__Stated problem__
Copy out all the records exactly.

-- start of Record extracts --

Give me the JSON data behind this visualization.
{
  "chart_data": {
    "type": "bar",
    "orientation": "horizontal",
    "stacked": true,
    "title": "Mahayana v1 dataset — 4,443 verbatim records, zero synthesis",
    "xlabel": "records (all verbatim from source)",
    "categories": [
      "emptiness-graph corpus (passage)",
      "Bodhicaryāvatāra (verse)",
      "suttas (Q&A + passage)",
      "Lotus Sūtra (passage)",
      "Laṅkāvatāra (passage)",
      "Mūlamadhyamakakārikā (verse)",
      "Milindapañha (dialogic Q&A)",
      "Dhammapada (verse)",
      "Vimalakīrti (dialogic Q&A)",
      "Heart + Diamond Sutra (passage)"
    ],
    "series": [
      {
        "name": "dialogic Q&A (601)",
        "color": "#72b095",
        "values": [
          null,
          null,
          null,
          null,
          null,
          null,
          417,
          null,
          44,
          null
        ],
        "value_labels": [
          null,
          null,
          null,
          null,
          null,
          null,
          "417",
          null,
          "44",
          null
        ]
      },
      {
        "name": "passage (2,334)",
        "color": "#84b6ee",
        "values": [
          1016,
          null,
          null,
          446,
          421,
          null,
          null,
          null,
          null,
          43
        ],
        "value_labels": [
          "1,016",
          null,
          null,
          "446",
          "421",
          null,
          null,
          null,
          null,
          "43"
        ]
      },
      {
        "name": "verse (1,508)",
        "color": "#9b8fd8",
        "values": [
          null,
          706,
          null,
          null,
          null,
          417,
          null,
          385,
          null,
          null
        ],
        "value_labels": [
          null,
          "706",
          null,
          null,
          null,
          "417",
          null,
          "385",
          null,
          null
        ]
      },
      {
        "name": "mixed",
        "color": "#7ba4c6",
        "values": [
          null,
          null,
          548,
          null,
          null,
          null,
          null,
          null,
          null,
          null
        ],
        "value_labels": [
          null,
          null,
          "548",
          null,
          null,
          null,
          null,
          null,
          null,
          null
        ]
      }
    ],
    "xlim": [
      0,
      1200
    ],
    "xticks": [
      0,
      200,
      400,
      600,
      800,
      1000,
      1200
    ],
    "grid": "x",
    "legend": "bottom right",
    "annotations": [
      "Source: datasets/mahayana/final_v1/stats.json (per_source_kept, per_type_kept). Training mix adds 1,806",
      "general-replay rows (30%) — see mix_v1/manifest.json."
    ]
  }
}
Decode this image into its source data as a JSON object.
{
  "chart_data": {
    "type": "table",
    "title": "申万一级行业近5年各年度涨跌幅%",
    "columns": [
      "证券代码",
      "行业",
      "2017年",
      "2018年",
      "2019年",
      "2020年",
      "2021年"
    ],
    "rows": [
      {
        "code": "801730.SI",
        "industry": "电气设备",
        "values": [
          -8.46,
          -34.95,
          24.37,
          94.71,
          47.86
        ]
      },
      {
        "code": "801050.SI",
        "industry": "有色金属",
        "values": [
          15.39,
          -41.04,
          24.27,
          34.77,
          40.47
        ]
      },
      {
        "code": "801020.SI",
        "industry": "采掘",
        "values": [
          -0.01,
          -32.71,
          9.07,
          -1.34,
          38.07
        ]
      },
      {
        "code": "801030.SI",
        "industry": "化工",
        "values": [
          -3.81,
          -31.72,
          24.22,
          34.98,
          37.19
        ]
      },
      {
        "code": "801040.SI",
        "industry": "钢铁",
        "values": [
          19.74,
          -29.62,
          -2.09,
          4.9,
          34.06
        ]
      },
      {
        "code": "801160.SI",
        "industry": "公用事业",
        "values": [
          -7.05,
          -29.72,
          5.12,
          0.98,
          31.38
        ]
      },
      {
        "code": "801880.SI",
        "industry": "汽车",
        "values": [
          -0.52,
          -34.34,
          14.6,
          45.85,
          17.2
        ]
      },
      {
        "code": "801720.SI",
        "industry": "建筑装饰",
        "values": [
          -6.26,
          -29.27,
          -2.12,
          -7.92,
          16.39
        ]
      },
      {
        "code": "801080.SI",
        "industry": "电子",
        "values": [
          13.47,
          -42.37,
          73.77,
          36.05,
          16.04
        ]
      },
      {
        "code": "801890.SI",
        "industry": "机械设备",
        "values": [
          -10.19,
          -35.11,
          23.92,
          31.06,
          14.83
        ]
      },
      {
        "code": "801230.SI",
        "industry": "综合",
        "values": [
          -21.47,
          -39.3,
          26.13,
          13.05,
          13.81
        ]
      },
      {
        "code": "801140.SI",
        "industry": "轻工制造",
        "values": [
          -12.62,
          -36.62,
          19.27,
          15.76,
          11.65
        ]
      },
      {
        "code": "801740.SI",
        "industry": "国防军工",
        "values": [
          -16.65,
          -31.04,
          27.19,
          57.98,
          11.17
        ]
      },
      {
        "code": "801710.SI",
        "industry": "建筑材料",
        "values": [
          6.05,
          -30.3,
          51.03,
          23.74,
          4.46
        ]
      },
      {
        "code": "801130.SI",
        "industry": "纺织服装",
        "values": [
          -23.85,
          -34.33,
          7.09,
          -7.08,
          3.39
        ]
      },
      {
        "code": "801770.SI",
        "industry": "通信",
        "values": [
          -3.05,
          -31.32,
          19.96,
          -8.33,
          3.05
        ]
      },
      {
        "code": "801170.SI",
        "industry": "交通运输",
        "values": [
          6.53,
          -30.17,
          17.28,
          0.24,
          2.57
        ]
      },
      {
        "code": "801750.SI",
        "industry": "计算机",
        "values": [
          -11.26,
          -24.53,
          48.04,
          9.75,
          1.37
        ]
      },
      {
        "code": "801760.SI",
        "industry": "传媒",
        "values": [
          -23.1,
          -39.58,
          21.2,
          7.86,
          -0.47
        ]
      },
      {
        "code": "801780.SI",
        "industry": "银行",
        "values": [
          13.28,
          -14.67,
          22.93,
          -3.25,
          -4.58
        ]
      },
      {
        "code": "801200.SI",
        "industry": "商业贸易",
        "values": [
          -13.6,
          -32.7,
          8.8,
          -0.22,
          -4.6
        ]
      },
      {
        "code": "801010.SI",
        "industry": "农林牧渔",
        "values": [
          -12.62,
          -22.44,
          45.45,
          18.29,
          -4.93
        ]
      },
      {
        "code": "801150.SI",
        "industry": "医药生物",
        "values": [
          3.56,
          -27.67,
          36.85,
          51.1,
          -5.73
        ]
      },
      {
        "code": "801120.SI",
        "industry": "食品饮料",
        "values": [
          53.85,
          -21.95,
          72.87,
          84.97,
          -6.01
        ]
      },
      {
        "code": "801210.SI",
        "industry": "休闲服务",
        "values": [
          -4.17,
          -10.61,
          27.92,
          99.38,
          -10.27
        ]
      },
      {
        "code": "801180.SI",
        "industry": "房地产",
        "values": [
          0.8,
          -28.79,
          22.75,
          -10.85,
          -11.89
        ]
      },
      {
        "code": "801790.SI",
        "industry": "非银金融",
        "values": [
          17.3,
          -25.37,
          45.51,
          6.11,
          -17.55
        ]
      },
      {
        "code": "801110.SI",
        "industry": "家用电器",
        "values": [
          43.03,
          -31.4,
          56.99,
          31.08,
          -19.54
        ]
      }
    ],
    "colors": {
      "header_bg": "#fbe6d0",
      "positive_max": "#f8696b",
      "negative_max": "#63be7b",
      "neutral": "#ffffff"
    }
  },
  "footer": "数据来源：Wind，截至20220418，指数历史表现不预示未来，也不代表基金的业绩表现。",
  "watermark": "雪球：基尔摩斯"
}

-- end of Record extracts --

__Final result__
Give me the JSON data behind this visualization.
{
  "chart_data": {
    "type": "bar",
    "orientation": "horizontal",
    "stacked": true,
    "title": "Mahayana v1 dataset — 4,443 verbatim records, zero synthesis",
    "xlabel": "records (all verbatim from source)",
    "categories": [
      "emptiness-graph corpus (passage)",
      "Bodhicaryāvatāra (verse)",
      "suttas (Q&A + passage)",
      "Lotus Sūtra (passage)",
      "Laṅkāvatāra (passage)",
      "Mūlamadhyamakakārikā (verse)",
      "Milindapañha (dialogic Q&A)",
      "Dhammapada (verse)",
      "Vimalakīrti (dialogic Q&A)",
      "Heart + Diamond Sutra (passage)"
    ],
    "series": [
      {
        "name": "dialogic Q&A (601)",
        "color": "#72b095",
        "values": [
          null,
          null,
          null,
          null,
          null,
          null,
          417,
          null,
          44,
          null
        ],
        "value_labels": [
          null,
          null,
          null,
          null,
          null,
          null,
          "417",
          null,
          "44",
          null
        ]
      },
      {
        "name": "passage (2,334)",
        "color": "#84b6ee",
        "values": [
          1016,
          null,
          null,
          446,
          421,
          null,
          null,
          null,
          null,
          43
        ],
        "value_labels": [
          "1,016",
          null,
          null,
          "446",
          "421",
          null,
          null,
          null,
          null,
          "43"
        ]
      },
      {
        "name": "verse (1,508)",
        "color": "#9b8fd8",
        "values": [
          null,
          706,
          null,
          null,
          null,
          417,
          null,
          385,
          null,
          null
        ],
        "value_labels": [
          null,
          "706",
          null,
          null,
          null,
          "417",
          null,
          "385",
          null,
          null
        ]
      },
      {
        "name": "mixed",
        "color": "#7ba4c6",
        "values": [
          null,
          null,
          548,
          null,
          null,
          null,
          null,
          null,
          null,
          null
        ],
        "value_labels": [
          null,
          null,
          "548",
          null,
          null,
          null,
          null,
          null,
          null,
          null
        ]
      }
    ],
    "xlim": [
      0,
      1200
    ],
    "xticks": [
      0,
      200,
      400,
      600,
      800,
      1000,
      1200
    ],
    "grid": "x",
    "legend": "bottom right",
    "annotations": [
      "Source: datasets/mahayana/final_v1/stats.json (per_source_kept, per_type_kept). Training mix adds 1,806",
      "general-replay rows (30%) — see mix_v1/manifest.json."
    ]
  }
}
Decode this image into its source data as a JSON object.
{
  "chart_data": {
    "type": "table",
    "title": "申万一级行业近5年各年度涨跌幅%",
    "columns": [
      "证券代码",
      "行业",
      "2017年",
      "2018年",
      "2019年",
      "2020年",
      "2021年"
    ],
    "rows": [
      {
        "code": "801730.SI",
        "industry": "电气设备",
        "values": [
          -8.46,
          -34.95,
          24.37,
          94.71,
          47.86
        ]
      },
      {
        "code": "801050.SI",
        "industry": "有色金属",
        "values": [
          15.39,
          -41.04,
          24.27,
          34.77,
          40.47
        ]
      },
      {
        "code": "801020.SI",
        "industry": "采掘",
        "values": [
          -0.01,
          -32.71,
          9.07,
          -1.34,
          38.07
        ]
      },
      {
        "code": "801030.SI",
        "industry": "化工",
        "values": [
          -3.81,
          -31.72,
          24.22,
          34.98,
          37.19
        ]
      },
      {
        "code": "801040.SI",
        "industry": "钢铁",
        "values": [
          19.74,
          -29.62,
          -2.09,
          4.9,
          34.06
        ]
      },
      {
        "code": "801160.SI",
        "industry": "公用事业",
        "values": [
          -7.05,
          -29.72,
          5.12,
          0.98,
          31.38
        ]
      },
      {
        "code": "801880.SI",
        "industry": "汽车",
        "values": [
          -0.52,
          -34.34,
          14.6,
          45.85,
          17.2
        ]
      },
      {
        "code": "801720.SI",
        "industry": "建筑装饰",
        "values": [
          -6.26,
          -29.27,
          -2.12,
          -7.92,
          16.39
        ]
      },
      {
        "code": "801080.SI",
        "industry": "电子",
        "values": [
          13.47,
          -42.37,
          73.77,
          36.05,
          16.04
        ]
      },
      {
        "code": "801890.SI",
        "industry": "机械设备",
        "values": [
          -10.19,
          -35.11,
          23.92,
          31.06,
          14.83
        ]
      },
      {
        "code": "801230.SI",
        "industry": "综合",
        "values": [
          -21.47,
          -39.3,
          26.13,
          13.05,
          13.81
        ]
      },
      {
        "code": "801140.SI",
        "industry": "轻工制造",
        "values": [
          -12.62,
          -36.62,
          19.27,
          15.76,
          11.65
        ]
      },
      {
        "code": "801740.SI",
        "industry": "国防军工",
        "values": [
          -16.65,
          -31.04,
          27.19,
          57.98,
          11.17
        ]
      },
      {
        "code": "801710.SI",
        "industry": "建筑材料",
        "values": [
          6.05,
          -30.3,
          51.03,
          23.74,
          4.46
        ]
      },
      {
        "code": "801130.SI",
        "industry": "纺织服装",
        "values": [
          -23.85,
          -34.33,
          7.09,
          -7.08,
          3.39
        ]
      },
      {
        "code": "801770.SI",
        "industry": "通信",
        "values": [
          -3.05,
          -31.32,
          19.96,
          -8.33,
          3.05
        ]
      },
      {
        "code": "801170.SI",
        "industry": "交通运输",
        "values": [
          6.53,
          -30.17,
          17.28,
          0.24,
          2.57
        ]
      },
      {
        "code": "801750.SI",
        "industry": "计算机",
        "values": [
          -11.26,
          -24.53,
          48.04,
          9.75,
          1.37
        ]
      },
      {
        "code": "801760.SI",
        "industry": "传媒",
        "values": [
          -23.1,
          -39.58,
          21.2,
          7.86,
          -0.47
        ]
      },
      {
        "code": "801780.SI",
        "industry": "银行",
        "values": [
          13.28,
          -14.67,
          22.93,
          -3.25,
          -4.58
        ]
      },
      {
        "code": "801200.SI",
        "industry": "商业贸易",
        "values": [
          -13.6,
          -32.7,
          8.8,
          -0.22,
          -4.6
        ]
      },
      {
        "code": "801010.SI",
        "industry": "农林牧渔",
        "values": [
          -12.62,
          -22.44,
          45.45,
          18.29,
          -4.93
        ]
      },
      {
        "code": "801150.SI",
        "industry": "医药生物",
        "values": [
          3.56,
          -27.67,
          36.85,
          51.1,
          -5.73
        ]
      },
      {
        "code": "801120.SI",
        "industry": "食品饮料",
        "values": [
          53.85,
          -21.95,
          72.87,
          84.97,
          -6.01
        ]
      },
      {
        "code": "801210.SI",
        "industry": "休闲服务",
        "values": [
          -4.17,
          -10.61,
          27.92,
          99.38,
          -10.27
        ]
      },
      {
        "code": "801180.SI",
        "industry": "房地产",
        "values": [
          0.8,
          -28.79,
          22.75,
          -10.85,
          -11.89
        ]
      },
      {
        "code": "801790.SI",
        "industry": "非银金融",
        "values": [
          17.3,
          -25.37,
          45.51,
          6.11,
          -17.55
        ]
      },
      {
        "code": "801110.SI",
        "industry": "家用电器",
        "values": [
          43.03,
          -31.4,
          56.99,
          31.08,
          -19.54
        ]
      }
    ],
    "colors": {
      "header_bg": "#fbe6d0",
      "positive_max": "#f8696b",
      "negative_max": "#63be7b",
      "neutral": "#ffffff"
    }
  },
  "footer": "数据来源：Wind，截至20220418，指数历史表现不预示未来，也不代表基金的业绩表现。",
  "watermark": "雪球：基尔摩斯"
}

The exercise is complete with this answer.